Objective:
Wherever the string "Ennek" appears in the listing, copy that line.

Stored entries
------------------------------

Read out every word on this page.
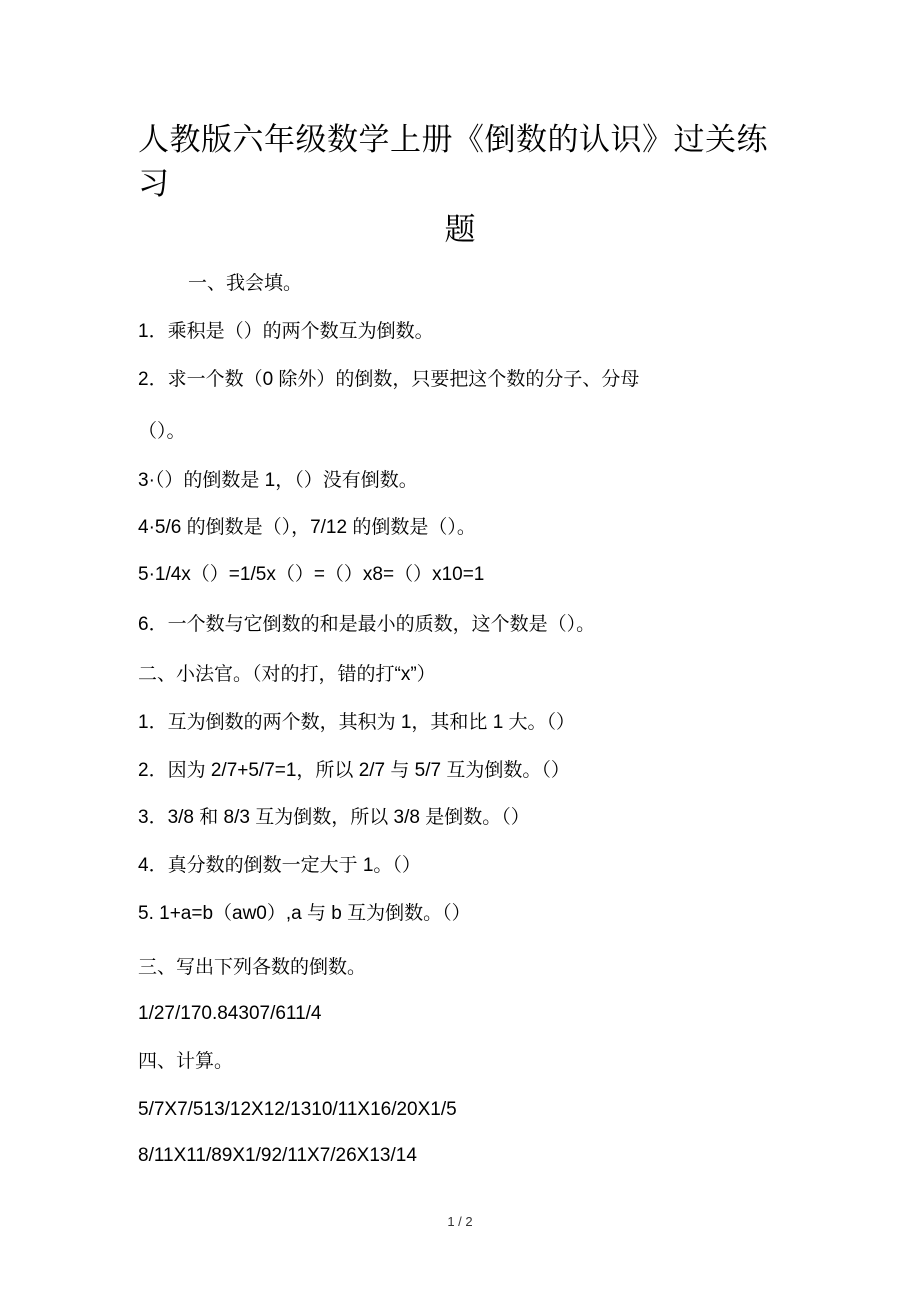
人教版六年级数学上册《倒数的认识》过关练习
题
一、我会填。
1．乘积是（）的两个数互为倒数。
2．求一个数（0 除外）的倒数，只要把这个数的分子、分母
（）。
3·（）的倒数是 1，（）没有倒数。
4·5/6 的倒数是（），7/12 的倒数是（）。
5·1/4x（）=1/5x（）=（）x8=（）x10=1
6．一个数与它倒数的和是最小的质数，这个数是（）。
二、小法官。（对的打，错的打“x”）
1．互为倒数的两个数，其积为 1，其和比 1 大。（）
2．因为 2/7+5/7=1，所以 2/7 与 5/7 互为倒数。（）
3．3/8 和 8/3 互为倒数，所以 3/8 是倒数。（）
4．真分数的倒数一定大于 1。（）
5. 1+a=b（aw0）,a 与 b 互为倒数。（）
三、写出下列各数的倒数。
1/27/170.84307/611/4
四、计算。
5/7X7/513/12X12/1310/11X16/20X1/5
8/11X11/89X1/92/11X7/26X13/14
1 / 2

------------------------------

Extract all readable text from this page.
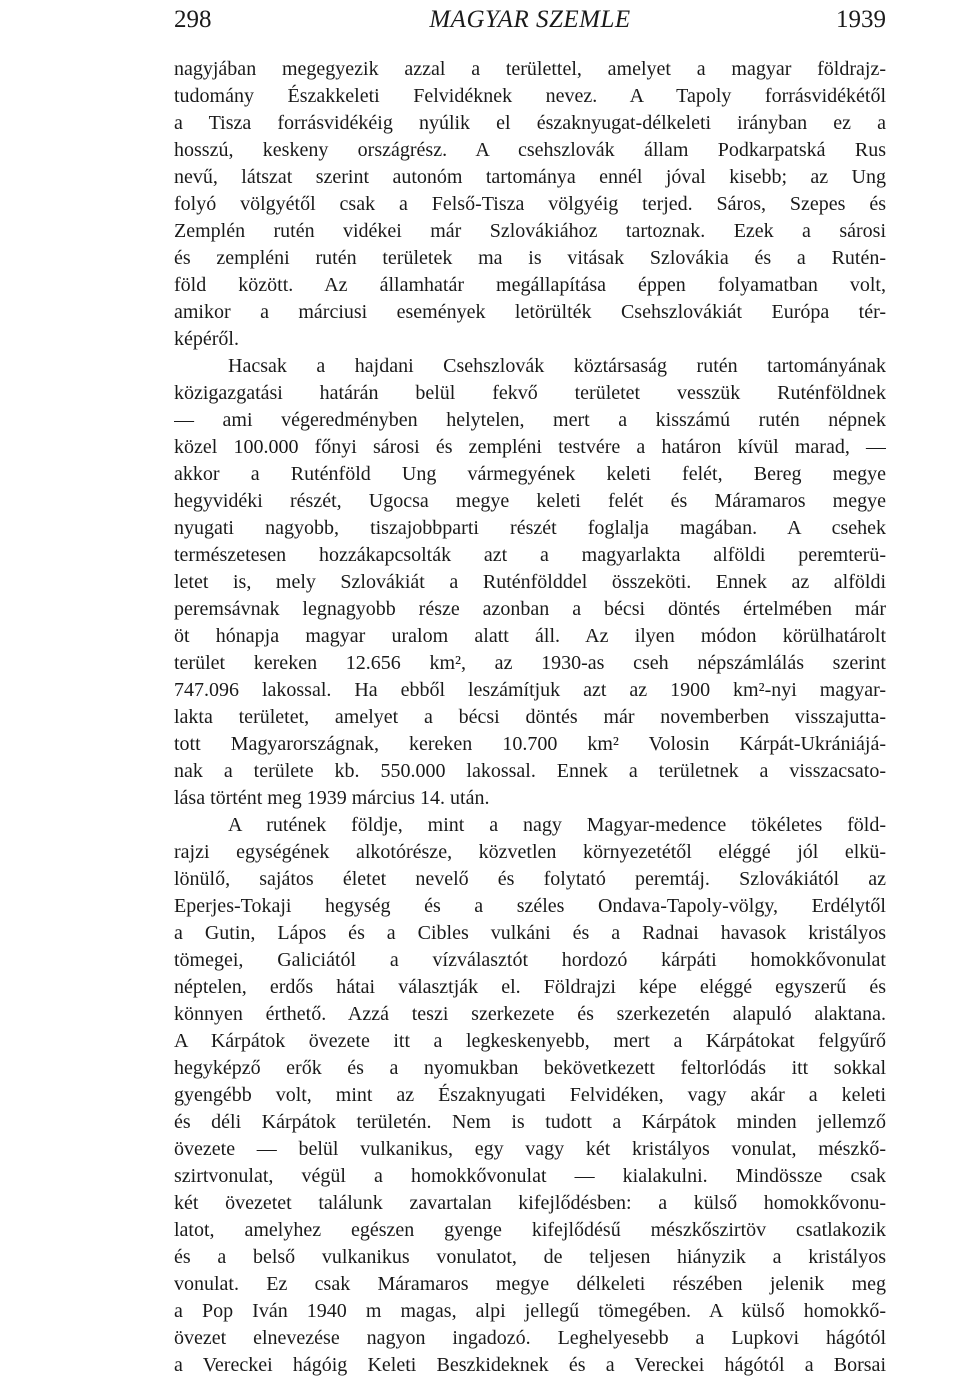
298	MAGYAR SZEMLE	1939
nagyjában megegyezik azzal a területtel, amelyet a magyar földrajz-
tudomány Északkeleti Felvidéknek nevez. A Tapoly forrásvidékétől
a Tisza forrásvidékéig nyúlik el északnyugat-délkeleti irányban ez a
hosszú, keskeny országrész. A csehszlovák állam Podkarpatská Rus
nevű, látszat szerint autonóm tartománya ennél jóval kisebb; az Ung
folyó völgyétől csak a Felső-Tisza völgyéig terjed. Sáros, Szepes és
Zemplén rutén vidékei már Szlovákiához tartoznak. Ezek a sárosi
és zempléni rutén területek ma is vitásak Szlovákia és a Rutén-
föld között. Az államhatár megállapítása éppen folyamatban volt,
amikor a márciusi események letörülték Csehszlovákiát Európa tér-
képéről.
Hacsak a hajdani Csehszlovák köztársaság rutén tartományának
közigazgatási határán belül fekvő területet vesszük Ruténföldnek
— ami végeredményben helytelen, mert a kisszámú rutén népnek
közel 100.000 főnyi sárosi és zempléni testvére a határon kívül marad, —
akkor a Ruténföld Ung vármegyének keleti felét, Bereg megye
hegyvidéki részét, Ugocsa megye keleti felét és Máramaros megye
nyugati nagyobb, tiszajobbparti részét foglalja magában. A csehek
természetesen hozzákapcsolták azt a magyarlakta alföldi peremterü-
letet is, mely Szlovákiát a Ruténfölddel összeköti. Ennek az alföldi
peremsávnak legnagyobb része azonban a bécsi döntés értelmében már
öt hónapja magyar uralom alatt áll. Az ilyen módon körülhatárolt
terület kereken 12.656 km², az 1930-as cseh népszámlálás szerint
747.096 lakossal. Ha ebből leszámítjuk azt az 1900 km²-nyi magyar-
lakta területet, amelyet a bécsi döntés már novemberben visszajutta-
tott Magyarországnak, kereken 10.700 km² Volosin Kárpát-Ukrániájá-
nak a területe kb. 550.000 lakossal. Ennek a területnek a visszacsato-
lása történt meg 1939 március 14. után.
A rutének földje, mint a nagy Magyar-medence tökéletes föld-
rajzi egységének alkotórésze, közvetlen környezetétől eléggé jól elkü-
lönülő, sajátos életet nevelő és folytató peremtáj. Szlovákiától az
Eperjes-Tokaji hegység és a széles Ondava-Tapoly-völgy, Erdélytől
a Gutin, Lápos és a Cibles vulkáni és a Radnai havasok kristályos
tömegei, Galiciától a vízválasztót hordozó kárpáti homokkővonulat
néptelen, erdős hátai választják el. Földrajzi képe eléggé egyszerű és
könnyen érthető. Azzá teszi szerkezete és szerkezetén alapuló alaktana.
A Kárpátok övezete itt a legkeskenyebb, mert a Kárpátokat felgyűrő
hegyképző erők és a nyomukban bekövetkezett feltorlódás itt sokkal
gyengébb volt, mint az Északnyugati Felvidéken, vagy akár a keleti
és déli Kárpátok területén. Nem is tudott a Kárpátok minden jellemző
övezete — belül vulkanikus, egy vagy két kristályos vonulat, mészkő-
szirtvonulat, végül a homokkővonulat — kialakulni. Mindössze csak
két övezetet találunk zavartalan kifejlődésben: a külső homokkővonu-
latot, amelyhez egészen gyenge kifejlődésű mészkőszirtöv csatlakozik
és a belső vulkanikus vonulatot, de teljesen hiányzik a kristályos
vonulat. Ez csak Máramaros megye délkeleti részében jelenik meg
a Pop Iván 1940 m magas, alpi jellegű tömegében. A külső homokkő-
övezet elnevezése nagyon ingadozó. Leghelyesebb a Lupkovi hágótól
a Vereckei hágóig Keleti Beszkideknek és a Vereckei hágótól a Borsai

------------------------------

Solution to this problem:
letet is, mely Szlovákiát a Ruténfölddel összeköti. Ennek az alföldi
nak a területe kb. 550.000 lakossal. Ennek a területnek a visszacsato-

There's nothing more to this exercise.